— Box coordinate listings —

--------------------------------

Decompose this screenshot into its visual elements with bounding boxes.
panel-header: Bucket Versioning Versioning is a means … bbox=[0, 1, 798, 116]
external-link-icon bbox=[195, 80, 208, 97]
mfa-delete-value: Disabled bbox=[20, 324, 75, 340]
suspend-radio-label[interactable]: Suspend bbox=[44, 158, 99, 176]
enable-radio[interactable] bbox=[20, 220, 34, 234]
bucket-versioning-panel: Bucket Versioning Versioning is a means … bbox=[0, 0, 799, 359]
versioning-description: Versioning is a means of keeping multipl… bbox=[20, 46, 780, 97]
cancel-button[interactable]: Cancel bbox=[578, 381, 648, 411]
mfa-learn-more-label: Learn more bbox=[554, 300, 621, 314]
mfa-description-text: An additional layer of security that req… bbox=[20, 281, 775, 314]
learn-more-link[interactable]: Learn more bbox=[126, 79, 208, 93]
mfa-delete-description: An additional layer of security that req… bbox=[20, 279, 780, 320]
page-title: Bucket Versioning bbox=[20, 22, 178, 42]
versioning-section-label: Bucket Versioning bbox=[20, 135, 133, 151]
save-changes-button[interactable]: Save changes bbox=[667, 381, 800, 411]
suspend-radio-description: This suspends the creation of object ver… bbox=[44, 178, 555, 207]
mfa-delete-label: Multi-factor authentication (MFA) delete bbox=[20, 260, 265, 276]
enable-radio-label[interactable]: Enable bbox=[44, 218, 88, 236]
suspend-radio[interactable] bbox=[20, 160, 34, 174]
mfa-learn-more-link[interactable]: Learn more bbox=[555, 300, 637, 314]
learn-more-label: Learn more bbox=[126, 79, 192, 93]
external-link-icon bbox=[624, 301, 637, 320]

--------------------------------

— GOAL OF THE EXERCISE —
Lay out the rows above as a numbered list, leaving out any blank lines.

— FULL ANSWER —
1. Decompose this screenshot into its visual elements with bounding boxes.
2. panel-header: Bucket Versioning Versioning is a means … bbox=[0, 1, 798, 116]
3. external-link-icon bbox=[195, 80, 208, 97]
4. mfa-delete-value: Disabled bbox=[20, 324, 75, 340]
5. suspend-radio-label[interactable]: Suspend bbox=[44, 158, 99, 176]
6. enable-radio[interactable] bbox=[20, 220, 34, 234]
7. bucket-versioning-panel: Bucket Versioning Versioning is a means … bbox=[0, 0, 799, 359]
8. versioning-description: Versioning is a means of keeping multipl… bbox=[20, 46, 780, 97]
9. cancel-button[interactable]: Cancel bbox=[578, 381, 648, 411]
10. mfa-learn-more-label: Learn more bbox=[554, 300, 621, 314]
11. mfa-description-text: An additional layer of security that req… bbox=[20, 281, 775, 314]
12. learn-more-link[interactable]: Learn more bbox=[126, 79, 208, 93]
13. mfa-delete-description: An additional layer of security that req… bbox=[20, 279, 780, 320]
14. page-title: Bucket Versioning bbox=[20, 22, 178, 42]
15. versioning-section-label: Bucket Versioning bbox=[20, 135, 133, 151]
16. save-changes-button[interactable]: Save changes bbox=[667, 381, 800, 411]
17. suspend-radio-description: This suspends the creation of object ver… bbox=[44, 178, 555, 207]
18. mfa-delete-label: Multi-factor authentication (MFA) delete bbox=[20, 260, 265, 276]
19. enable-radio-label[interactable]: Enable bbox=[44, 218, 88, 236]
20. suspend-radio[interactable] bbox=[20, 160, 34, 174]
21. mfa-learn-more-link[interactable]: Learn more bbox=[555, 300, 637, 314]
22. learn-more-label: Learn more bbox=[126, 79, 192, 93]
23. external-link-icon bbox=[624, 301, 637, 320]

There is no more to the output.